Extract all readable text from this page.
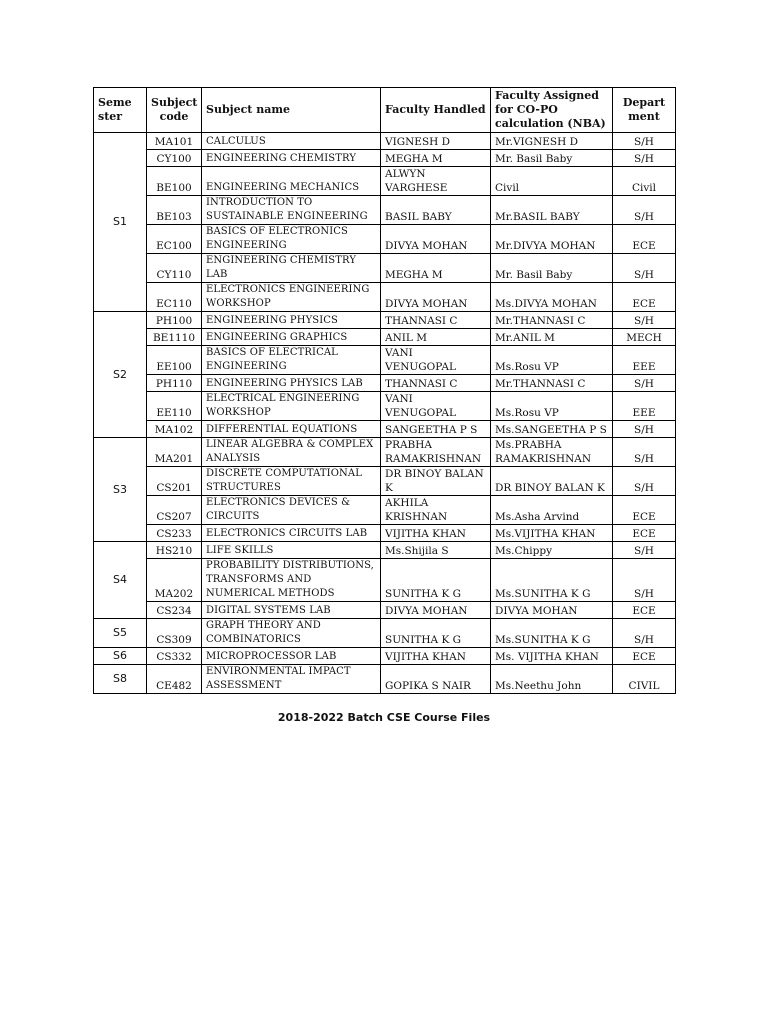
Seme ster	Subject code	Subject name	Faculty Handled	Faculty Assigned for CO-PO calculation (NBA)	Depart ment
S1	MA101	CALCULUS	VIGNESH D	Mr.VIGNESH D	S/H
	CY100	ENGINEERING CHEMISTRY	MEGHA M	Mr. Basil Baby	S/H
	BE100	ENGINEERING MECHANICS	ALWYN VARGHESE	Civil	Civil
	BE103	INTRODUCTION TO SUSTAINABLE ENGINEERING	BASIL BABY	Mr.BASIL BABY	S/H
	EC100	BASICS OF ELECTRONICS ENGINEERING	DIVYA MOHAN	Mr.DIVYA MOHAN	ECE
	CY110	ENGINEERING CHEMISTRY LAB	MEGHA M	Mr. Basil Baby	S/H
	EC110	ELECTRONICS ENGINEERING WORKSHOP	DIVYA MOHAN	Ms.DIVYA MOHAN	ECE
S2	PH100	ENGINEERING PHYSICS	THANNASI C	Mr.THANNASI C	S/H
	BE1110	ENGINEERING GRAPHICS	ANIL M	Mr.ANIL M	MECH
	EE100	BASICS OF ELECTRICAL ENGINEERING	VANI VENUGOPAL	Ms.Rosu VP	EEE
	PH110	ENGINEERING PHYSICS LAB	THANNASI C	Mr.THANNASI C	S/H
	EE110	ELECTRICAL ENGINEERING WORKSHOP	VANI VENUGOPAL	Ms.Rosu VP	EEE
	MA102	DIFFERENTIAL EQUATIONS	SANGEETHA P S	Ms.SANGEETHA P S	S/H
S3	MA201	LINEAR ALGEBRA & COMPLEX ANALYSIS	PRABHA RAMAKRISHNAN	Ms.PRABHA RAMAKRISHNAN	S/H
	CS201	DISCRETE COMPUTATIONAL STRUCTURES	DR BINOY BALAN K	DR BINOY BALAN K	S/H
	CS207	ELECTRONICS DEVICES & CIRCUITS	AKHILA KRISHNAN	Ms.Asha Arvind	ECE
	CS233	ELECTRONICS CIRCUITS LAB	VIJITHA KHAN	Ms.VIJITHA KHAN	ECE
S4	HS210	LIFE SKILLS	Ms.Shijila S	Ms.Chippy	S/H
	MA202	PROBABILITY DISTRIBUTIONS, TRANSFORMS AND NUMERICAL METHODS	SUNITHA K G	Ms.SUNITHA K G	S/H
	CS234	DIGITAL SYSTEMS LAB	DIVYA MOHAN	DIVYA MOHAN	ECE
S5	CS309	GRAPH THEORY AND COMBINATORICS	SUNITHA K G	Ms.SUNITHA K G	S/H
S6	CS332	MICROPROCESSOR LAB	VIJITHA KHAN	Ms. VIJITHA KHAN	ECE
S8	CE482	ENVIRONMENTAL IMPACT ASSESSMENT	GOPIKA S NAIR	Ms.Neethu John	CIVIL
2018-2022 Batch CSE Course Files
----
Copy out every line in the entries above that holds "BASICS".

▶ **SOLUTION FOR THIS EXERCISE**
	EC100	BASICS OF ELECTRONICS ENGINEERING	DIVYA MOHAN	Mr.DIVYA MOHAN	ECE
	EE100	BASICS OF ELECTRICAL ENGINEERING	VANI VENUGOPAL	Ms.Rosu VP	EEE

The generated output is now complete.